Work required:
Omit any picture, and return the remaining data exactly as written.
## Start Material provided
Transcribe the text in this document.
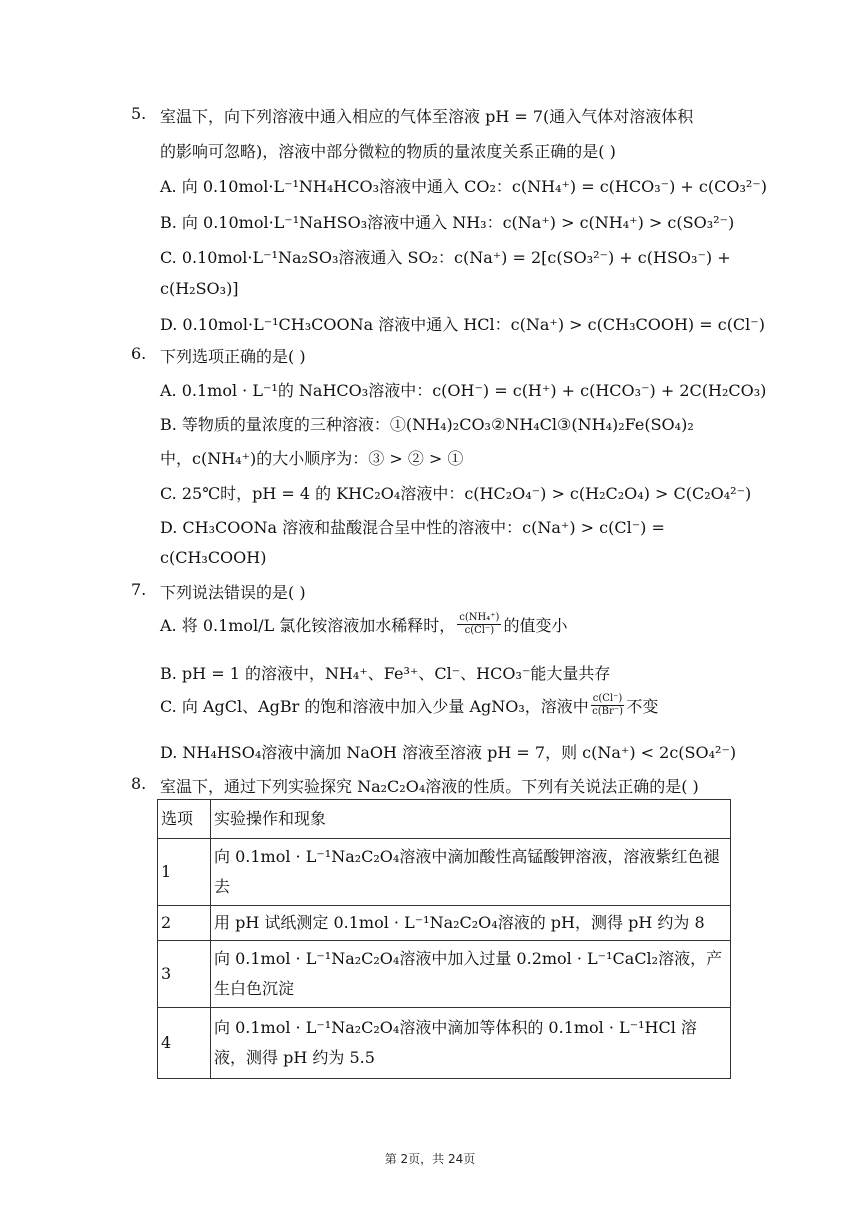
5. 室温下，向下列溶液中通入相应的气体至溶液 pH = 7(通入气体对溶液体积
的影响可忽略)，溶液中部分微粒的物质的量浓度关系正确的是( )
A. 向 0.10mol·L⁻¹NH₄HCO₃溶液中通入 CO₂：c(NH₄⁺) = c(HCO₃⁻) + c(CO₃²⁻)
B. 向 0.10mol·L⁻¹NaHSO₃溶液中通入 NH₃：c(Na⁺) > c(NH₄⁺) > c(SO₃²⁻)
C. 0.10mol·L⁻¹Na₂SO₃溶液通入 SO₂：c(Na⁺) = 2[c(SO₃²⁻) + c(HSO₃⁻) +
c(H₂SO₃)]
D. 0.10mol·L⁻¹CH₃COONa 溶液中通入 HCl：c(Na⁺) > c(CH₃COOH) = c(Cl⁻)
6. 下列选项正确的是( )
A. 0.1mol · L⁻¹的 NaHCO₃溶液中：c(OH⁻) = c(H⁺) + c(HCO₃⁻) + 2C(H₂CO₃)
B. 等物质的量浓度的三种溶液：①(NH₄)₂CO₃②NH₄Cl③(NH₄)₂Fe(SO₄)₂
中，c(NH₄⁺)的大小顺序为：③ > ② > ①
C. 25℃时，pH = 4 的 KHC₂O₄溶液中：c(HC₂O₄⁻) > c(H₂C₂O₄) > C(C₂O₄²⁻)
D. CH₃COONa 溶液和盐酸混合呈中性的溶液中：c(Na⁺) > c(Cl⁻) =
c(CH₃COOH)
7. 下列说法错误的是( )
A. 将 0.1mol/L 氯化铵溶液加水稀释时， $\frac{\text{c(NH₄⁺)}}{c(Cl^-)}$ 的值变小
B. pH = 1 的溶液中，NH₄⁺、Fe³⁺、Cl⁻、HCO₃⁻能大量共存
C. 向 AgCl、AgBr 的饱和溶液中加入少量 AgNO₃，溶液中 $\frac{c(Cl^-)}{c(Br^-)}$ 不变
D. NH₄HSO₄溶液中滴加 NaOH 溶液至溶液 pH = 7，则 c(Na⁺) < 2c(SO₄²⁻)
8. 室温下，通过下列实验探究 Na₂C₂O₄溶液的性质。下列有关说法正确的是( )
选项	实验操作和现象
1	向 0.1mol · L⁻¹Na₂C₂O₄溶液中滴加酸性高锰酸钾溶液，溶液紫红色褪去
2	用 pH 试纸测定 0.1mol · L⁻¹Na₂C₂O₄溶液的 pH，测得 pH 约为 8
3	向 0.1mol · L⁻¹Na₂C₂O₄溶液中加入过量 0.2mol · L⁻¹CaCl₂溶液，产生白色沉淀
4	向 0.1mol · L⁻¹Na₂C₂O₄溶液中滴加等体积的 0.1mol · L⁻¹HCl 溶液，测得 pH 约为 5.5
第 2页，共 24页
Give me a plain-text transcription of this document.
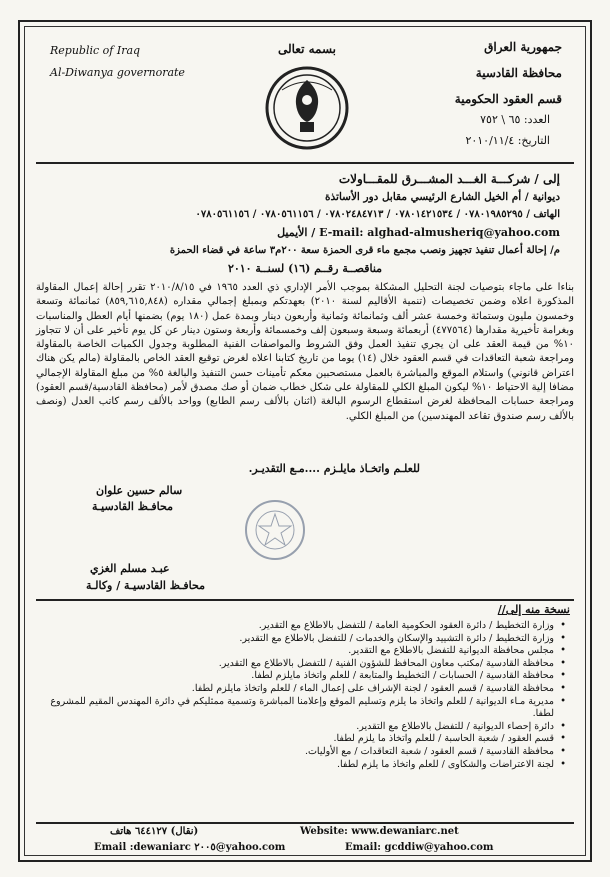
جمهورية العراق
محافظة القادسية
قسم العقود الحكومية
العدد: ٦٥ \ ٧٥٢
التاريخ: ٢٠١٠/١١/٤
Republic of Iraq
Al-Diwanya governorate
بسمه تعالى
إلى / شركـــة الغـــد المشـــرق للمقـــاولات
ديوانية / أم الخيل الشارع الرئيسي مقابل دور الأساتذة
الهاتف / ٠٧٨٠١٩٨٥٢٩٥ / ٠٧٨٠١٤٢١٥٣٤ / ٠٧٨٠٢٤٨٤٧١٣ / ٠٧٨٠٥٦١١٥٦ / ٠٧٨٠٥٦١١٥٦
E-mail: alghad-almusheriq@yahoo.com / الأيميل
م/ إحالة أعمال تنفيذ تجهيز ونصب مجمع ماء قرى الحمزة سعة ٢٠٠م٣ ساعة في قضاء الحمزة
مناقصــة رقــم (١٦) لسنــة ٢٠١٠
بناءا على ماجاء بتوصيات لجنة التحليل المشكلة بموجب الأمر الإداري ذي العدد ١٩٦٥ في ٢٠١٠/٨/١٥ تقرر إحالة إعمال المقاولة المذكورة اعلاه وضمن تخصيصات (تنمية الأقاليم لسنة ٢٠١٠) بعهدتكم وبمبلغ إجمالي مقداره (٨٥٩,٦١٥,٨٤٨) ثمانمائة وتسعة وخمسون مليون وستمائة وخمسة عشر ألف وثمانمائة وثمانية وأربعون دينار وبمدة عمل (١٨٠ يوم) بضمنها أيام العطل والمناسبات وبغرامة تأخيرية مقدارها (٤٧٧٥٦٤) أربعمائة وسبعة وسبعون إلف وخمسمائة وأربعة وستون دينار عن كل يوم تأخير على أن لا تتجاوز ١٠% من قيمة العقد على ان يجري تنفيذ العمل وفق الشروط والمواصفات الفنية المطلوبة وجدول الكميات الخاصة بالمقاولة ومراجعة شعبة التعاقدات في قسم العقود خلال (١٤) يوما من تاريخ كتابنا اعلاه لغرض توقيع العقد الخاص بالمقاولة (مالم يكن هناك اعتراض قانوني) واستلام الموقع والمباشرة بالعمل مستصحبين معكم تأمينات حسن التنفيذ والبالغة ٥% من مبلغ المقاولة الإجمالي مضافا إلية الاحتياط ١٠% ليكون المبلغ الكلي للمقاولة على شكل خطاب ضمان أو صك مصدق لأمر (محافظة القادسية/قسم العقود) ومراجعة حسابات المحافظة لغرض استقطاع الرسوم البالغة (اثنان بالألف رسم الطابع) وواحد بالألف رسم كاتب العدل (ونصف بالألف رسم صندوق تقاعد المهندسين) من المبلغ الكلي.
للعلـم واتخـاذ مايلـزم ....مـع التقديـر.
سالم حسين علوان
محافـظ القادسيـة
عبـد مسلم الغزي
محافـظ القادسيـة / وكالـة
نسخة منه إلى//
• وزارة التخطيط / دائرة العقود الحكومية العامة / للتفضل بالاطلاع مع التقدير.
• وزارة التخطيط / دائرة التشييد والإسكان والخدمات / للتفضل بالاطلاع مع التقدير.
• مجلس محافظة الديوانية للتفضل بالاطلاع مع التقدير.
• محافظة القادسية /مكتب معاون المحافظ للشؤون الفنية / للتفضل بالاطلاع مع التقدير.
• محافظة القادسية / الحسابات / التخطيط والمتابعة / للعلم واتخاذ مايلزم لطفا.
• محافظة القادسية / قسم العقود / لجنة الإشراف على إعمال الماء / للعلم واتخاذ مايلزم لطفا.
• مديرية مـاء الديوانية / للعلم واتخاذ ما يلزم وتسليم الموقع وإعلامنا المباشرة وتسمية ممثليكم في دائرة المهندس المقيم للمشروع لطفا.
• دائرة إحصاء الديوانية / للتفضل بالاطلاع مع التقدير.
• قسم العقود / شعبة الحاسبة / للعلم واتخاذ ما يلزم لطفا.
• محافظة القادسية / قسم العقود / شعبة التعاقدات / مع الأوليات.
• لجنة الاعتراضات والشكاوى / للعلم واتخاذ ما يلزم لطفا.
Website: www.dewaniarc.net
(نقال) ٦٤٤١٢٧ هاتف
Email :dewaniarc ٢٠٠٥@yahoo.com	Email: gcddiw@yahoo.com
## End Material provided
Written solution:
Transcribe the text in this document.
5. 室温下，向下列溶液中通入相应的气体至溶液 pH = 7(通入气体对溶液体积
的影响可忽略)，溶液中部分微粒的物质的量浓度关系正确的是( )
A. 向 0.10mol·L⁻¹NH₄HCO₃溶液中通入 CO₂：c(NH₄⁺) = c(HCO₃⁻) + c(CO₃²⁻)
B. 向 0.10mol·L⁻¹NaHSO₃溶液中通入 NH₃：c(Na⁺) > c(NH₄⁺) > c(SO₃²⁻)
C. 0.10mol·L⁻¹Na₂SO₃溶液通入 SO₂：c(Na⁺) = 2[c(SO₃²⁻) + c(HSO₃⁻) +
c(H₂SO₃)]
D. 0.10mol·L⁻¹CH₃COONa 溶液中通入 HCl：c(Na⁺) > c(CH₃COOH) = c(Cl⁻)
6. 下列选项正确的是( )
A. 0.1mol · L⁻¹的 NaHCO₃溶液中：c(OH⁻) = c(H⁺) + c(HCO₃⁻) + 2C(H₂CO₃)
B. 等物质的量浓度的三种溶液：①(NH₄)₂CO₃②NH₄Cl③(NH₄)₂Fe(SO₄)₂
中，c(NH₄⁺)的大小顺序为：③ > ② > ①
C. 25℃时，pH = 4 的 KHC₂O₄溶液中：c(HC₂O₄⁻) > c(H₂C₂O₄) > C(C₂O₄²⁻)
D. CH₃COONa 溶液和盐酸混合呈中性的溶液中：c(Na⁺) > c(Cl⁻) =
c(CH₃COOH)
7. 下列说法错误的是( )
A. 将 0.1mol/L 氯化铵溶液加水稀释时， $\frac{\text{c(NH₄⁺)}}{c(Cl^-)}$ 的值变小
B. pH = 1 的溶液中，NH₄⁺、Fe³⁺、Cl⁻、HCO₃⁻能大量共存
C. 向 AgCl、AgBr 的饱和溶液中加入少量 AgNO₃，溶液中 $\frac{c(Cl^-)}{c(Br^-)}$ 不变
D. NH₄HSO₄溶液中滴加 NaOH 溶液至溶液 pH = 7，则 c(Na⁺) < 2c(SO₄²⁻)
8. 室温下，通过下列实验探究 Na₂C₂O₄溶液的性质。下列有关说法正确的是( )
选项	实验操作和现象
1	向 0.1mol · L⁻¹Na₂C₂O₄溶液中滴加酸性高锰酸钾溶液，溶液紫红色褪去
2	用 pH 试纸测定 0.1mol · L⁻¹Na₂C₂O₄溶液的 pH，测得 pH 约为 8
3	向 0.1mol · L⁻¹Na₂C₂O₄溶液中加入过量 0.2mol · L⁻¹CaCl₂溶液，产生白色沉淀
4	向 0.1mol · L⁻¹Na₂C₂O₄溶液中滴加等体积的 0.1mol · L⁻¹HCl 溶液，测得 pH 约为 5.5
第 2页，共 24页
Give me a plain-text transcription of this document.
جمهورية العراق
محافظة القادسية
قسم العقود الحكومية
العدد: ٦٥ \ ٧٥٢
التاريخ: ٢٠١٠/١١/٤
Republic of Iraq
Al-Diwanya governorate
بسمه تعالى
إلى / شركـــة الغـــد المشـــرق للمقـــاولات
ديوانية / أم الخيل الشارع الرئيسي مقابل دور الأساتذة
الهاتف / ٠٧٨٠١٩٨٥٢٩٥ / ٠٧٨٠١٤٢١٥٣٤ / ٠٧٨٠٢٤٨٤٧١٣ / ٠٧٨٠٥٦١١٥٦ / ٠٧٨٠٥٦١١٥٦
E-mail: alghad-almusheriq@yahoo.com / الأيميل
م/ إحالة أعمال تنفيذ تجهيز ونصب مجمع ماء قرى الحمزة سعة ٢٠٠م٣ ساعة في قضاء الحمزة
مناقصــة رقــم (١٦) لسنــة ٢٠١٠
بناءا على ماجاء بتوصيات لجنة التحليل المشكلة بموجب الأمر الإداري ذي العدد ١٩٦٥ في ٢٠١٠/٨/١٥ تقرر إحالة إعمال المقاولة المذكورة اعلاه وضمن تخصيصات (تنمية الأقاليم لسنة ٢٠١٠) بعهدتكم وبمبلغ إجمالي مقداره (٨٥٩,٦١٥,٨٤٨) ثمانمائة وتسعة وخمسون مليون وستمائة وخمسة عشر ألف وثمانمائة وثمانية وأربعون دينار وبمدة عمل (١٨٠ يوم) بضمنها أيام العطل والمناسبات وبغرامة تأخيرية مقدارها (٤٧٧٥٦٤) أربعمائة وسبعة وسبعون إلف وخمسمائة وأربعة وستون دينار عن كل يوم تأخير على أن لا تتجاوز ١٠% من قيمة العقد على ان يجري تنفيذ العمل وفق الشروط والمواصفات الفنية المطلوبة وجدول الكميات الخاصة بالمقاولة ومراجعة شعبة التعاقدات في قسم العقود خلال (١٤) يوما من تاريخ كتابنا اعلاه لغرض توقيع العقد الخاص بالمقاولة (مالم يكن هناك اعتراض قانوني) واستلام الموقع والمباشرة بالعمل مستصحبين معكم تأمينات حسن التنفيذ والبالغة ٥% من مبلغ المقاولة الإجمالي مضافا إلية الاحتياط ١٠% ليكون المبلغ الكلي للمقاولة على شكل خطاب ضمان أو صك مصدق لأمر (محافظة القادسية/قسم العقود) ومراجعة حسابات المحافظة لغرض استقطاع الرسوم البالغة (اثنان بالألف رسم الطابع) وواحد بالألف رسم كاتب العدل (ونصف بالألف رسم صندوق تقاعد المهندسين) من المبلغ الكلي.
للعلـم واتخـاذ مايلـزم ....مـع التقديـر.
سالم حسين علوان
محافـظ القادسيـة
عبـد مسلم الغزي
محافـظ القادسيـة / وكالـة
نسخة منه إلى//
• وزارة التخطيط / دائرة العقود الحكومية العامة / للتفضل بالاطلاع مع التقدير.
• وزارة التخطيط / دائرة التشييد والإسكان والخدمات / للتفضل بالاطلاع مع التقدير.
• مجلس محافظة الديوانية للتفضل بالاطلاع مع التقدير.
• محافظة القادسية /مكتب معاون المحافظ للشؤون الفنية / للتفضل بالاطلاع مع التقدير.
• محافظة القادسية / الحسابات / التخطيط والمتابعة / للعلم واتخاذ مايلزم لطفا.
• محافظة القادسية / قسم العقود / لجنة الإشراف على إعمال الماء / للعلم واتخاذ مايلزم لطفا.
• مديرية مـاء الديوانية / للعلم واتخاذ ما يلزم وتسليم الموقع وإعلامنا المباشرة وتسمية ممثليكم في دائرة المهندس المقيم للمشروع لطفا.
• دائرة إحصاء الديوانية / للتفضل بالاطلاع مع التقدير.
• قسم العقود / شعبة الحاسبة / للعلم واتخاذ ما يلزم لطفا.
• محافظة القادسية / قسم العقود / شعبة التعاقدات / مع الأوليات.
• لجنة الاعتراضات والشكاوى / للعلم واتخاذ ما يلزم لطفا.
Website: www.dewaniarc.net
(نقال) ٦٤٤١٢٧ هاتف
Email :dewaniarc ٢٠٠٥@yahoo.com	Email: gcddiw@yahoo.com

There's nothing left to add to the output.